_Entries:_
────────────────────────────────────────
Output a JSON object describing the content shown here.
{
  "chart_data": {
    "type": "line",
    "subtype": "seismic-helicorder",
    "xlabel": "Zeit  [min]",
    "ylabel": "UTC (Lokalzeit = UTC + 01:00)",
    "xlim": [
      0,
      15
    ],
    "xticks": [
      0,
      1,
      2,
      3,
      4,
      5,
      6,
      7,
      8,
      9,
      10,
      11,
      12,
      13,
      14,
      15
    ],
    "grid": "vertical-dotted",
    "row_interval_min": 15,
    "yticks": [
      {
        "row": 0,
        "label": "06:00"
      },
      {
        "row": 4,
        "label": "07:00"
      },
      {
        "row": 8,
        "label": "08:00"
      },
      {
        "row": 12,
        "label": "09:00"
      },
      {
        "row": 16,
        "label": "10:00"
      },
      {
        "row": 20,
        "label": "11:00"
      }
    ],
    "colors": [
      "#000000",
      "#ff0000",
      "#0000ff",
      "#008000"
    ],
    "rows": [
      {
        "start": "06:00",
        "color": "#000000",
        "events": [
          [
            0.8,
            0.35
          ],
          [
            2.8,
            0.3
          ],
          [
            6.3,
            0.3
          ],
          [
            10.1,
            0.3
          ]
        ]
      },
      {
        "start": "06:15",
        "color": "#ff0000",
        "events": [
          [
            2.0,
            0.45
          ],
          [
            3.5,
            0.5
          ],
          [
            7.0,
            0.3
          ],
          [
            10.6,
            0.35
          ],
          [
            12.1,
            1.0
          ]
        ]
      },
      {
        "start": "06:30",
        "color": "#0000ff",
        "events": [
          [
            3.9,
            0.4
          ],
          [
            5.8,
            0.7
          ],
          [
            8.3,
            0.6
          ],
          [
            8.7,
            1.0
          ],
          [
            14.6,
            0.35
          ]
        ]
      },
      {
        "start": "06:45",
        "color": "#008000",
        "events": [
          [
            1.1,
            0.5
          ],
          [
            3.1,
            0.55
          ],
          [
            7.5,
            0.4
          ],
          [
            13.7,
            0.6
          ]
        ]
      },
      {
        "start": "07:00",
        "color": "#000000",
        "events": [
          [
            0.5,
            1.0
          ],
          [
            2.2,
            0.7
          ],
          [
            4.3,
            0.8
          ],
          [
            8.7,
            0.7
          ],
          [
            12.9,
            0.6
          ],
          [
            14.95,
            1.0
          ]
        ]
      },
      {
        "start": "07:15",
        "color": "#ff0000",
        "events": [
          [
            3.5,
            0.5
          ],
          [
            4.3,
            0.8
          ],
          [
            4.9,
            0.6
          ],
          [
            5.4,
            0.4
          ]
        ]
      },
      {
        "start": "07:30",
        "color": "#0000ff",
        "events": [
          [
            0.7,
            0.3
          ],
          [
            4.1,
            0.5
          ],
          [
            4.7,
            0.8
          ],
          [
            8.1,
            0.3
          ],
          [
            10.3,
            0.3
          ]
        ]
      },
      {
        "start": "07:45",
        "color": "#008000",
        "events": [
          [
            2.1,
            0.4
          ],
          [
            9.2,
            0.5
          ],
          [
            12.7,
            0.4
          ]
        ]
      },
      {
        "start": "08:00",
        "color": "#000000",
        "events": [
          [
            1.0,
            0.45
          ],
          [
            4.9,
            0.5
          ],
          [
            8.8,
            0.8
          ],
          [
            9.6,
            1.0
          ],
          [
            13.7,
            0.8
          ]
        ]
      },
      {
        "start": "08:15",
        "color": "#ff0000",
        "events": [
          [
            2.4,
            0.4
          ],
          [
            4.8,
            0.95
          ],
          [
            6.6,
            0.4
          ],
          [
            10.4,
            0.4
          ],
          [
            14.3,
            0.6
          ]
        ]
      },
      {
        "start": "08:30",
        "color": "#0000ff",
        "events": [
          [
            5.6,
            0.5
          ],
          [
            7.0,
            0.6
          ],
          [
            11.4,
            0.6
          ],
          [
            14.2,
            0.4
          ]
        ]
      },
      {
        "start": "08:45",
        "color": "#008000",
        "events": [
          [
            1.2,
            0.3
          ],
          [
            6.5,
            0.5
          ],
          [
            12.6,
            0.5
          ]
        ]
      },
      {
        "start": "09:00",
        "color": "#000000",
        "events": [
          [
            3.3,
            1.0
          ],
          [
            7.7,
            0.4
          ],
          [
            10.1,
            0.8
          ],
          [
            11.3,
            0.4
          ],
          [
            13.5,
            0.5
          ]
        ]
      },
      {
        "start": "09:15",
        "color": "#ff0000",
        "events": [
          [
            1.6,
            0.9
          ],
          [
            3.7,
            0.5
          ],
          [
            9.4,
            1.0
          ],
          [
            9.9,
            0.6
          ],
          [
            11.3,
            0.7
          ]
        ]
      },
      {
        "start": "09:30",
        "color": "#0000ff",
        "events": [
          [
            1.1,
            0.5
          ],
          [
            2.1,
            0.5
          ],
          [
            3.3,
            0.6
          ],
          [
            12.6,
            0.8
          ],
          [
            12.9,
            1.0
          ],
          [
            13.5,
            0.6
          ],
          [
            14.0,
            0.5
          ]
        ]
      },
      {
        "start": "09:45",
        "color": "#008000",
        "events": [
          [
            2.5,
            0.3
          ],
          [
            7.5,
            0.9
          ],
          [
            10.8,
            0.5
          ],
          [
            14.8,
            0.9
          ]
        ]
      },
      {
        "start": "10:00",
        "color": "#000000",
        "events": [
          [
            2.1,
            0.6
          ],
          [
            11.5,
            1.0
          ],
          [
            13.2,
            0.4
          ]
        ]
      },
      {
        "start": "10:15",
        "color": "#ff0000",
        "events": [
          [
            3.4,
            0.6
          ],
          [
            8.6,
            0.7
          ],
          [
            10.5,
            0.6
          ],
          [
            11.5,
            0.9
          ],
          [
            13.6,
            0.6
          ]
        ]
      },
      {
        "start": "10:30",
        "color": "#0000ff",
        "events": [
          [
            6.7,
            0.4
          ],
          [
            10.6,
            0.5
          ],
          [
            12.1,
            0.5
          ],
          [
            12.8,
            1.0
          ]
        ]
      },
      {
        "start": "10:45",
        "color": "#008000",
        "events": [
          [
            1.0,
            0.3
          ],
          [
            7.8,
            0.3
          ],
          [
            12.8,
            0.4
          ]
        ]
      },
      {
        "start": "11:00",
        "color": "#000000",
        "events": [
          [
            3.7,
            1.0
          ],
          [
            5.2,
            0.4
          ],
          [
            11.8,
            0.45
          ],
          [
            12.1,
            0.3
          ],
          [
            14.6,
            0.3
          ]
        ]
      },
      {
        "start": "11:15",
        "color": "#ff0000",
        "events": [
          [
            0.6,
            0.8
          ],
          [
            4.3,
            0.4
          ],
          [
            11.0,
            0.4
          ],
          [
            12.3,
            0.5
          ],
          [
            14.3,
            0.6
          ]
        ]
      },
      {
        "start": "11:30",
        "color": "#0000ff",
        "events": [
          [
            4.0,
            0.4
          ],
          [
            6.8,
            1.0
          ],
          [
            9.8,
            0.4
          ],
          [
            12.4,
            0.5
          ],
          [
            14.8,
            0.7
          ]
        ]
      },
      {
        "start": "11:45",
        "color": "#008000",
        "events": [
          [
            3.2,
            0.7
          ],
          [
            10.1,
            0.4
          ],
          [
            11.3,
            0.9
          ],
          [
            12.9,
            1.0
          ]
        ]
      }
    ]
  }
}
────────────────────────────────────────
_Work to complete:_
Emit the full listing verbatim.

_Task answer:_
Output a JSON object describing the content shown here.
{
  "chart_data": {
    "type": "line",
    "subtype": "seismic-helicorder",
    "xlabel": "Zeit  [min]",
    "ylabel": "UTC (Lokalzeit = UTC + 01:00)",
    "xlim": [
      0,
      15
    ],
    "xticks": [
      0,
      1,
      2,
      3,
      4,
      5,
      6,
      7,
      8,
      9,
      10,
      11,
      12,
      13,
      14,
      15
    ],
    "grid": "vertical-dotted",
    "row_interval_min": 15,
    "yticks": [
      {
        "row": 0,
        "label": "06:00"
      },
      {
        "row": 4,
        "label": "07:00"
      },
      {
        "row": 8,
        "label": "08:00"
      },
      {
        "row": 12,
        "label": "09:00"
      },
      {
        "row": 16,
        "label": "10:00"
      },
      {
        "row": 20,
        "label": "11:00"
      }
    ],
    "colors": [
      "#000000",
      "#ff0000",
      "#0000ff",
      "#008000"
    ],
    "rows": [
      {
        "start": "06:00",
        "color": "#000000",
        "events": [
          [
            0.8,
            0.35
          ],
          [
            2.8,
            0.3
          ],
          [
            6.3,
            0.3
          ],
          [
            10.1,
            0.3
          ]
        ]
      },
      {
        "start": "06:15",
        "color": "#ff0000",
        "events": [
          [
            2.0,
            0.45
          ],
          [
            3.5,
            0.5
          ],
          [
            7.0,
            0.3
          ],
          [
            10.6,
            0.35
          ],
          [
            12.1,
            1.0
          ]
        ]
      },
      {
        "start": "06:30",
        "color": "#0000ff",
        "events": [
          [
            3.9,
            0.4
          ],
          [
            5.8,
            0.7
          ],
          [
            8.3,
            0.6
          ],
          [
            8.7,
            1.0
          ],
          [
            14.6,
            0.35
          ]
        ]
      },
      {
        "start": "06:45",
        "color": "#008000",
        "events": [
          [
            1.1,
            0.5
          ],
          [
            3.1,
            0.55
          ],
          [
            7.5,
            0.4
          ],
          [
            13.7,
            0.6
          ]
        ]
      },
      {
        "start": "07:00",
        "color": "#000000",
        "events": [
          [
            0.5,
            1.0
          ],
          [
            2.2,
            0.7
          ],
          [
            4.3,
            0.8
          ],
          [
            8.7,
            0.7
          ],
          [
            12.9,
            0.6
          ],
          [
            14.95,
            1.0
          ]
        ]
      },
      {
        "start": "07:15",
        "color": "#ff0000",
        "events": [
          [
            3.5,
            0.5
          ],
          [
            4.3,
            0.8
          ],
          [
            4.9,
            0.6
          ],
          [
            5.4,
            0.4
          ]
        ]
      },
      {
        "start": "07:30",
        "color": "#0000ff",
        "events": [
          [
            0.7,
            0.3
          ],
          [
            4.1,
            0.5
          ],
          [
            4.7,
            0.8
          ],
          [
            8.1,
            0.3
          ],
          [
            10.3,
            0.3
          ]
        ]
      },
      {
        "start": "07:45",
        "color": "#008000",
        "events": [
          [
            2.1,
            0.4
          ],
          [
            9.2,
            0.5
          ],
          [
            12.7,
            0.4
          ]
        ]
      },
      {
        "start": "08:00",
        "color": "#000000",
        "events": [
          [
            1.0,
            0.45
          ],
          [
            4.9,
            0.5
          ],
          [
            8.8,
            0.8
          ],
          [
            9.6,
            1.0
          ],
          [
            13.7,
            0.8
          ]
        ]
      },
      {
        "start": "08:15",
        "color": "#ff0000",
        "events": [
          [
            2.4,
            0.4
          ],
          [
            4.8,
            0.95
          ],
          [
            6.6,
            0.4
          ],
          [
            10.4,
            0.4
          ],
          [
            14.3,
            0.6
          ]
        ]
      },
      {
        "start": "08:30",
        "color": "#0000ff",
        "events": [
          [
            5.6,
            0.5
          ],
          [
            7.0,
            0.6
          ],
          [
            11.4,
            0.6
          ],
          [
            14.2,
            0.4
          ]
        ]
      },
      {
        "start": "08:45",
        "color": "#008000",
        "events": [
          [
            1.2,
            0.3
          ],
          [
            6.5,
            0.5
          ],
          [
            12.6,
            0.5
          ]
        ]
      },
      {
        "start": "09:00",
        "color": "#000000",
        "events": [
          [
            3.3,
            1.0
          ],
          [
            7.7,
            0.4
          ],
          [
            10.1,
            0.8
          ],
          [
            11.3,
            0.4
          ],
          [
            13.5,
            0.5
          ]
        ]
      },
      {
        "start": "09:15",
        "color": "#ff0000",
        "events": [
          [
            1.6,
            0.9
          ],
          [
            3.7,
            0.5
          ],
          [
            9.4,
            1.0
          ],
          [
            9.9,
            0.6
          ],
          [
            11.3,
            0.7
          ]
        ]
      },
      {
        "start": "09:30",
        "color": "#0000ff",
        "events": [
          [
            1.1,
            0.5
          ],
          [
            2.1,
            0.5
          ],
          [
            3.3,
            0.6
          ],
          [
            12.6,
            0.8
          ],
          [
            12.9,
            1.0
          ],
          [
            13.5,
            0.6
          ],
          [
            14.0,
            0.5
          ]
        ]
      },
      {
        "start": "09:45",
        "color": "#008000",
        "events": [
          [
            2.5,
            0.3
          ],
          [
            7.5,
            0.9
          ],
          [
            10.8,
            0.5
          ],
          [
            14.8,
            0.9
          ]
        ]
      },
      {
        "start": "10:00",
        "color": "#000000",
        "events": [
          [
            2.1,
            0.6
          ],
          [
            11.5,
            1.0
          ],
          [
            13.2,
            0.4
          ]
        ]
      },
      {
        "start": "10:15",
        "color": "#ff0000",
        "events": [
          [
            3.4,
            0.6
          ],
          [
            8.6,
            0.7
          ],
          [
            10.5,
            0.6
          ],
          [
            11.5,
            0.9
          ],
          [
            13.6,
            0.6
          ]
        ]
      },
      {
        "start": "10:30",
        "color": "#0000ff",
        "events": [
          [
            6.7,
            0.4
          ],
          [
            10.6,
            0.5
          ],
          [
            12.1,
            0.5
          ],
          [
            12.8,
            1.0
          ]
        ]
      },
      {
        "start": "10:45",
        "color": "#008000",
        "events": [
          [
            1.0,
            0.3
          ],
          [
            7.8,
            0.3
          ],
          [
            12.8,
            0.4
          ]
        ]
      },
      {
        "start": "11:00",
        "color": "#000000",
        "events": [
          [
            3.7,
            1.0
          ],
          [
            5.2,
            0.4
          ],
          [
            11.8,
            0.45
          ],
          [
            12.1,
            0.3
          ],
          [
            14.6,
            0.3
          ]
        ]
      },
      {
        "start": "11:15",
        "color": "#ff0000",
        "events": [
          [
            0.6,
            0.8
          ],
          [
            4.3,
            0.4
          ],
          [
            11.0,
            0.4
          ],
          [
            12.3,
            0.5
          ],
          [
            14.3,
            0.6
          ]
        ]
      },
      {
        "start": "11:30",
        "color": "#0000ff",
        "events": [
          [
            4.0,
            0.4
          ],
          [
            6.8,
            1.0
          ],
          [
            9.8,
            0.4
          ],
          [
            12.4,
            0.5
          ],
          [
            14.8,
            0.7
          ]
        ]
      },
      {
        "start": "11:45",
        "color": "#008000",
        "events": [
          [
            3.2,
            0.7
          ],
          [
            10.1,
            0.4
          ],
          [
            11.3,
            0.9
          ],
          [
            12.9,
            1.0
          ]
        ]
      }
    ]
  }
}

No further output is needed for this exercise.